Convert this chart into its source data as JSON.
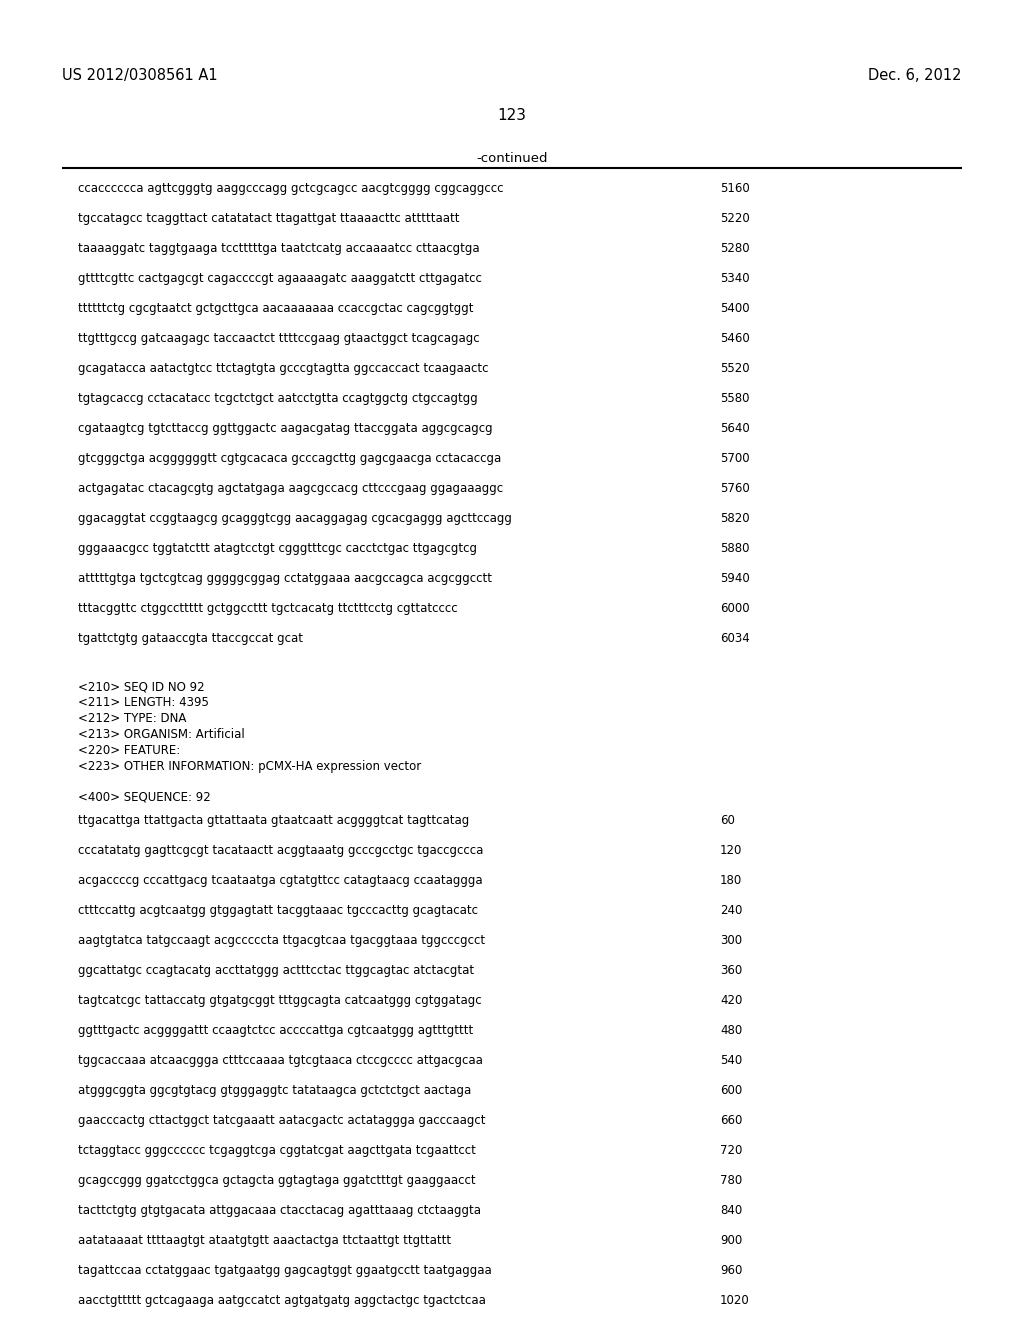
{
  "header_left": "US 2012/0308561 A1",
  "header_right": "Dec. 6, 2012",
  "page_number": "123",
  "continued_label": "-continued",
  "background_color": "#ffffff",
  "text_color": "#000000",
  "font_size_header": 10.5,
  "font_size_page": 11,
  "font_size_body": 8.5,
  "font_size_continued": 9.5,
  "sequence_lines_top": [
    [
      "ccacccccca agttcgggtg aaggcccagg gctcgcagcc aacgtcgggg cggcaggccc",
      "5160"
    ],
    [
      "tgccatagcc tcaggttact catatatact ttagattgat ttaaaacttc atttttaatt",
      "5220"
    ],
    [
      "taaaaggatc taggtgaaga tcctttttga taatctcatg accaaaatcc cttaacgtga",
      "5280"
    ],
    [
      "gttttcgttc cactgagcgt cagaccccgt agaaaagatc aaaggatctt cttgagatcc",
      "5340"
    ],
    [
      "ttttttctg cgcgtaatct gctgcttgca aacaaaaaaa ccaccgctac cagcggtggt",
      "5400"
    ],
    [
      "ttgtttgccg gatcaagagc taccaactct ttttccgaag gtaactggct tcagcagagc",
      "5460"
    ],
    [
      "gcagatacca aatactgtcc ttctagtgta gcccgtagtta ggccaccact tcaagaactc",
      "5520"
    ],
    [
      "tgtagcaccg cctacatacc tcgctctgct aatcctgtta ccagtggctg ctgccagtgg",
      "5580"
    ],
    [
      "cgataagtcg tgtcttaccg ggttggactc aagacgatag ttaccggata aggcgcagcg",
      "5640"
    ],
    [
      "gtcgggctga acggggggtt cgtgcacaca gcccagcttg gagcgaacga cctacaccga",
      "5700"
    ],
    [
      "actgagatac ctacagcgtg agctatgaga aagcgccacg cttcccgaag ggagaaaggc",
      "5760"
    ],
    [
      "ggacaggtat ccggtaagcg gcagggtcgg aacaggagag cgcacgaggg agcttccagg",
      "5820"
    ],
    [
      "gggaaacgcc tggtatcttt atagtcctgt cgggtttcgc cacctctgac ttgagcgtcg",
      "5880"
    ],
    [
      "atttttgtga tgctcgtcag gggggcggag cctatggaaa aacgccagca acgcggcctt",
      "5940"
    ],
    [
      "tttacggttc ctggccttttt gctggccttt tgctcacatg ttctttcctg cgttatcccc",
      "6000"
    ],
    [
      "tgattctgtg gataaccgta ttaccgccat gcat",
      "6034"
    ]
  ],
  "metadata_lines": [
    "<210> SEQ ID NO 92",
    "<211> LENGTH: 4395",
    "<212> TYPE: DNA",
    "<213> ORGANISM: Artificial",
    "<220> FEATURE:",
    "<223> OTHER INFORMATION: pCMX-HA expression vector"
  ],
  "sequence_label": "<400> SEQUENCE: 92",
  "sequence_lines_bottom": [
    [
      "ttgacattga ttattgacta gttattaata gtaatcaatt acggggtcat tagttcatag",
      "60"
    ],
    [
      "cccatatatg gagttcgcgt tacataactt acggtaaatg gcccgcctgc tgaccgccca",
      "120"
    ],
    [
      "acgaccccg cccattgacg tcaataatga cgtatgttcc catagtaacg ccaataggga",
      "180"
    ],
    [
      "ctttccattg acgtcaatgg gtggagtatt tacggtaaac tgcccacttg gcagtacatc",
      "240"
    ],
    [
      "aagtgtatca tatgccaagt acgcccccta ttgacgtcaa tgacggtaaa tggcccgcct",
      "300"
    ],
    [
      "ggcattatgc ccagtacatg accttatggg actttcctac ttggcagtac atctacgtat",
      "360"
    ],
    [
      "tagtcatcgc tattaccatg gtgatgcggt tttggcagta catcaatggg cgtggatagc",
      "420"
    ],
    [
      "ggtttgactc acggggattt ccaagtctcc accccattga cgtcaatggg agtttgtttt",
      "480"
    ],
    [
      "tggcaccaaa atcaacggga ctttccaaaa tgtcgtaaca ctccgcccc attgacgcaa",
      "540"
    ],
    [
      "atgggcggta ggcgtgtacg gtgggaggtc tatataagca gctctctgct aactaga",
      "600"
    ],
    [
      "gaacccactg cttactggct tatcgaaatt aatacgactc actataggga gacccaagct",
      "660"
    ],
    [
      "tctaggtacc gggcccccc tcgaggtcga cggtatcgat aagcttgata tcgaattcct",
      "720"
    ],
    [
      "gcagccggg ggatcctggca gctagcta ggtagtaga ggatctttgt gaaggaacct",
      "780"
    ],
    [
      "tacttctgtg gtgtgacata attggacaaa ctacctacag agatttaaag ctctaaggta",
      "840"
    ],
    [
      "aatataaaat ttttaagtgt ataatgtgtt aaactactga ttctaattgt ttgttattt",
      "900"
    ],
    [
      "tagattccaa cctatggaac tgatgaatgg gagcagtggt ggaatgcctt taatgaggaa",
      "960"
    ],
    [
      "aacctgttttt gctcagaaga aatgccatct agtgatgatg aggctactgc tgactctcaa",
      "1020"
    ]
  ]
}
■ ■ ■
● Exercise: Without the images, write out each line of the data verbatim.

● Correct result:
Convert this chart into its source data as JSON.
{
  "header_left": "US 2012/0308561 A1",
  "header_right": "Dec. 6, 2012",
  "page_number": "123",
  "continued_label": "-continued",
  "background_color": "#ffffff",
  "text_color": "#000000",
  "font_size_header": 10.5,
  "font_size_page": 11,
  "font_size_body": 8.5,
  "font_size_continued": 9.5,
  "sequence_lines_top": [
    [
      "ccacccccca agttcgggtg aaggcccagg gctcgcagcc aacgtcgggg cggcaggccc",
      "5160"
    ],
    [
      "tgccatagcc tcaggttact catatatact ttagattgat ttaaaacttc atttttaatt",
      "5220"
    ],
    [
      "taaaaggatc taggtgaaga tcctttttga taatctcatg accaaaatcc cttaacgtga",
      "5280"
    ],
    [
      "gttttcgttc cactgagcgt cagaccccgt agaaaagatc aaaggatctt cttgagatcc",
      "5340"
    ],
    [
      "ttttttctg cgcgtaatct gctgcttgca aacaaaaaaa ccaccgctac cagcggtggt",
      "5400"
    ],
    [
      "ttgtttgccg gatcaagagc taccaactct ttttccgaag gtaactggct tcagcagagc",
      "5460"
    ],
    [
      "gcagatacca aatactgtcc ttctagtgta gcccgtagtta ggccaccact tcaagaactc",
      "5520"
    ],
    [
      "tgtagcaccg cctacatacc tcgctctgct aatcctgtta ccagtggctg ctgccagtgg",
      "5580"
    ],
    [
      "cgataagtcg tgtcttaccg ggttggactc aagacgatag ttaccggata aggcgcagcg",
      "5640"
    ],
    [
      "gtcgggctga acggggggtt cgtgcacaca gcccagcttg gagcgaacga cctacaccga",
      "5700"
    ],
    [
      "actgagatac ctacagcgtg agctatgaga aagcgccacg cttcccgaag ggagaaaggc",
      "5760"
    ],
    [
      "ggacaggtat ccggtaagcg gcagggtcgg aacaggagag cgcacgaggg agcttccagg",
      "5820"
    ],
    [
      "gggaaacgcc tggtatcttt atagtcctgt cgggtttcgc cacctctgac ttgagcgtcg",
      "5880"
    ],
    [
      "atttttgtga tgctcgtcag gggggcggag cctatggaaa aacgccagca acgcggcctt",
      "5940"
    ],
    [
      "tttacggttc ctggccttttt gctggccttt tgctcacatg ttctttcctg cgttatcccc",
      "6000"
    ],
    [
      "tgattctgtg gataaccgta ttaccgccat gcat",
      "6034"
    ]
  ],
  "metadata_lines": [
    "<210> SEQ ID NO 92",
    "<211> LENGTH: 4395",
    "<212> TYPE: DNA",
    "<213> ORGANISM: Artificial",
    "<220> FEATURE:",
    "<223> OTHER INFORMATION: pCMX-HA expression vector"
  ],
  "sequence_label": "<400> SEQUENCE: 92",
  "sequence_lines_bottom": [
    [
      "ttgacattga ttattgacta gttattaata gtaatcaatt acggggtcat tagttcatag",
      "60"
    ],
    [
      "cccatatatg gagttcgcgt tacataactt acggtaaatg gcccgcctgc tgaccgccca",
      "120"
    ],
    [
      "acgaccccg cccattgacg tcaataatga cgtatgttcc catagtaacg ccaataggga",
      "180"
    ],
    [
      "ctttccattg acgtcaatgg gtggagtatt tacggtaaac tgcccacttg gcagtacatc",
      "240"
    ],
    [
      "aagtgtatca tatgccaagt acgcccccta ttgacgtcaa tgacggtaaa tggcccgcct",
      "300"
    ],
    [
      "ggcattatgc ccagtacatg accttatggg actttcctac ttggcagtac atctacgtat",
      "360"
    ],
    [
      "tagtcatcgc tattaccatg gtgatgcggt tttggcagta catcaatggg cgtggatagc",
      "420"
    ],
    [
      "ggtttgactc acggggattt ccaagtctcc accccattga cgtcaatggg agtttgtttt",
      "480"
    ],
    [
      "tggcaccaaa atcaacggga ctttccaaaa tgtcgtaaca ctccgcccc attgacgcaa",
      "540"
    ],
    [
      "atgggcggta ggcgtgtacg gtgggaggtc tatataagca gctctctgct aactaga",
      "600"
    ],
    [
      "gaacccactg cttactggct tatcgaaatt aatacgactc actataggga gacccaagct",
      "660"
    ],
    [
      "tctaggtacc gggcccccc tcgaggtcga cggtatcgat aagcttgata tcgaattcct",
      "720"
    ],
    [
      "gcagccggg ggatcctggca gctagcta ggtagtaga ggatctttgt gaaggaacct",
      "780"
    ],
    [
      "tacttctgtg gtgtgacata attggacaaa ctacctacag agatttaaag ctctaaggta",
      "840"
    ],
    [
      "aatataaaat ttttaagtgt ataatgtgtt aaactactga ttctaattgt ttgttattt",
      "900"
    ],
    [
      "tagattccaa cctatggaac tgatgaatgg gagcagtggt ggaatgcctt taatgaggaa",
      "960"
    ],
    [
      "aacctgttttt gctcagaaga aatgccatct agtgatgatg aggctactgc tgactctcaa",
      "1020"
    ]
  ]
}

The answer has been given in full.